Reproduce the records below in full and without edits, omitting images.

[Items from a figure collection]
§ §
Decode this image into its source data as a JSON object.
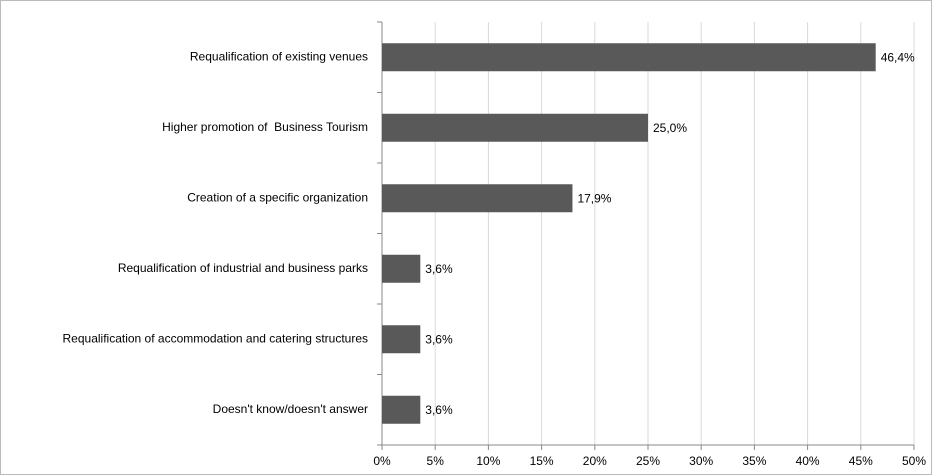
{
  "chart_data": {
    "type": "bar",
    "orientation": "horizontal",
    "categories": [
      "Requalification of existing venues",
      "Higher promotion of  Business Tourism",
      "Creation of a specific organization",
      "Requalification of industrial and business parks",
      "Requalification of accommodation and catering structures",
      "Doesn't know/doesn't answer"
    ],
    "values": [
      46.4,
      25.0,
      17.9,
      3.6,
      3.6,
      3.6
    ],
    "value_labels": [
      "46,4%",
      "25,0%",
      "17,9%",
      "3,6%",
      "3,6%",
      "3,6%"
    ],
    "color": "#595959",
    "xlim": [
      0,
      50
    ],
    "xticks": [
      {
        "value": 0,
        "label": "0%"
      },
      {
        "value": 5,
        "label": "5%"
      },
      {
        "value": 10,
        "label": "10%"
      },
      {
        "value": 15,
        "label": "15%"
      },
      {
        "value": 20,
        "label": "20%"
      },
      {
        "value": 25,
        "label": "25%"
      },
      {
        "value": 30,
        "label": "30%"
      },
      {
        "value": 35,
        "label": "35%"
      },
      {
        "value": 40,
        "label": "40%"
      },
      {
        "value": 45,
        "label": "45%"
      },
      {
        "value": 50,
        "label": "50%"
      }
    ],
    "grid": true
  }
}
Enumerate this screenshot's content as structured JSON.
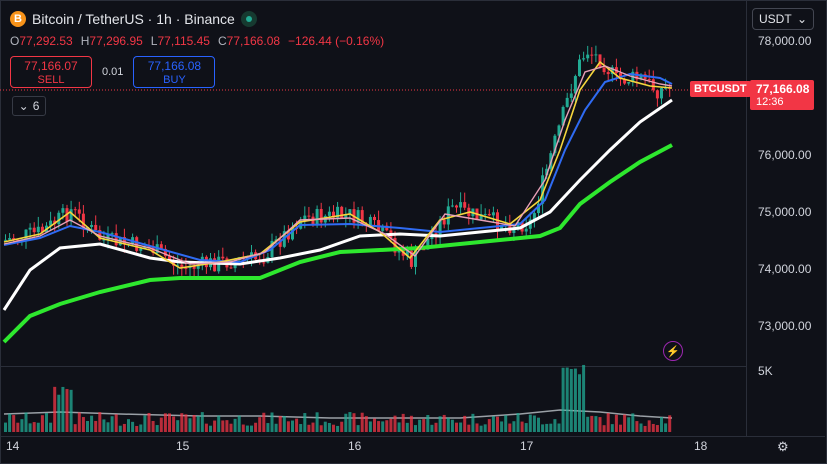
{
  "header": {
    "title": "Bitcoin / TetherUS · 1h · Binance",
    "logo_glyph": "B"
  },
  "ohlc": {
    "o_label": "O",
    "o": "77,292.53",
    "h_label": "H",
    "h": "77,296.95",
    "l_label": "L",
    "l": "77,115.45",
    "c_label": "C",
    "c": "77,166.08",
    "change": "−126.44 (−0.16%)"
  },
  "trade": {
    "sell_price": "77,166.07",
    "sell_label": "SELL",
    "spread": "0.01",
    "buy_price": "77,166.08",
    "buy_label": "BUY"
  },
  "indicators": {
    "count": "6"
  },
  "currency": {
    "label": "USDT"
  },
  "price_axis": {
    "ticks": [
      "78,000.00",
      "76,000.00",
      "75,000.00",
      "74,000.00",
      "73,000.00"
    ]
  },
  "volume_axis": {
    "tick": "5K"
  },
  "time_axis": {
    "ticks": [
      "14",
      "15",
      "16",
      "17",
      "18"
    ]
  },
  "last_price": {
    "ticker": "BTCUSDT",
    "price": "77,166.08",
    "countdown": "12:36"
  },
  "colors": {
    "up": "#22ab94",
    "down": "#f23645",
    "ma_white": "#ffffff",
    "ma_green": "#2ee82e",
    "ma_yellow": "#f5d63d",
    "ma_blue": "#2f6bf3",
    "ma_pink": "#e8a0b8",
    "ma_gray": "#9aa0a6"
  },
  "icons": {
    "live": "live-dot-icon",
    "collapse": "chevron-down-icon",
    "currency": "chevron-down-icon",
    "alert": "lightning-icon",
    "settings": "gear-icon"
  }
}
§ §
## [Full answer]
Decode this image into its source data as a JSON object.
{
  "chart_data": {
    "type": "bar",
    "orientation": "horizontal",
    "categories": [
      "Requalification of existing venues",
      "Higher promotion of  Business Tourism",
      "Creation of a specific organization",
      "Requalification of industrial and business parks",
      "Requalification of accommodation and catering structures",
      "Doesn't know/doesn't answer"
    ],
    "values": [
      46.4,
      25.0,
      17.9,
      3.6,
      3.6,
      3.6
    ],
    "value_labels": [
      "46,4%",
      "25,0%",
      "17,9%",
      "3,6%",
      "3,6%",
      "3,6%"
    ],
    "color": "#595959",
    "xlim": [
      0,
      50
    ],
    "xticks": [
      {
        "value": 0,
        "label": "0%"
      },
      {
        "value": 5,
        "label": "5%"
      },
      {
        "value": 10,
        "label": "10%"
      },
      {
        "value": 15,
        "label": "15%"
      },
      {
        "value": 20,
        "label": "20%"
      },
      {
        "value": 25,
        "label": "25%"
      },
      {
        "value": 30,
        "label": "30%"
      },
      {
        "value": 35,
        "label": "35%"
      },
      {
        "value": 40,
        "label": "40%"
      },
      {
        "value": 45,
        "label": "45%"
      },
      {
        "value": 50,
        "label": "50%"
      }
    ],
    "grid": true
  }
}
Enumerate this screenshot's content as structured JSON.
{
  "header": {
    "title": "Bitcoin / TetherUS · 1h · Binance",
    "logo_glyph": "B"
  },
  "ohlc": {
    "o_label": "O",
    "o": "77,292.53",
    "h_label": "H",
    "h": "77,296.95",
    "l_label": "L",
    "l": "77,115.45",
    "c_label": "C",
    "c": "77,166.08",
    "change": "−126.44 (−0.16%)"
  },
  "trade": {
    "sell_price": "77,166.07",
    "sell_label": "SELL",
    "spread": "0.01",
    "buy_price": "77,166.08",
    "buy_label": "BUY"
  },
  "indicators": {
    "count": "6"
  },
  "currency": {
    "label": "USDT"
  },
  "price_axis": {
    "ticks": [
      "78,000.00",
      "76,000.00",
      "75,000.00",
      "74,000.00",
      "73,000.00"
    ]
  },
  "volume_axis": {
    "tick": "5K"
  },
  "time_axis": {
    "ticks": [
      "14",
      "15",
      "16",
      "17",
      "18"
    ]
  },
  "last_price": {
    "ticker": "BTCUSDT",
    "price": "77,166.08",
    "countdown": "12:36"
  },
  "colors": {
    "up": "#22ab94",
    "down": "#f23645",
    "ma_white": "#ffffff",
    "ma_green": "#2ee82e",
    "ma_yellow": "#f5d63d",
    "ma_blue": "#2f6bf3",
    "ma_pink": "#e8a0b8",
    "ma_gray": "#9aa0a6"
  },
  "icons": {
    "live": "live-dot-icon",
    "collapse": "chevron-down-icon",
    "currency": "chevron-down-icon",
    "alert": "lightning-icon",
    "settings": "gear-icon"
  }
}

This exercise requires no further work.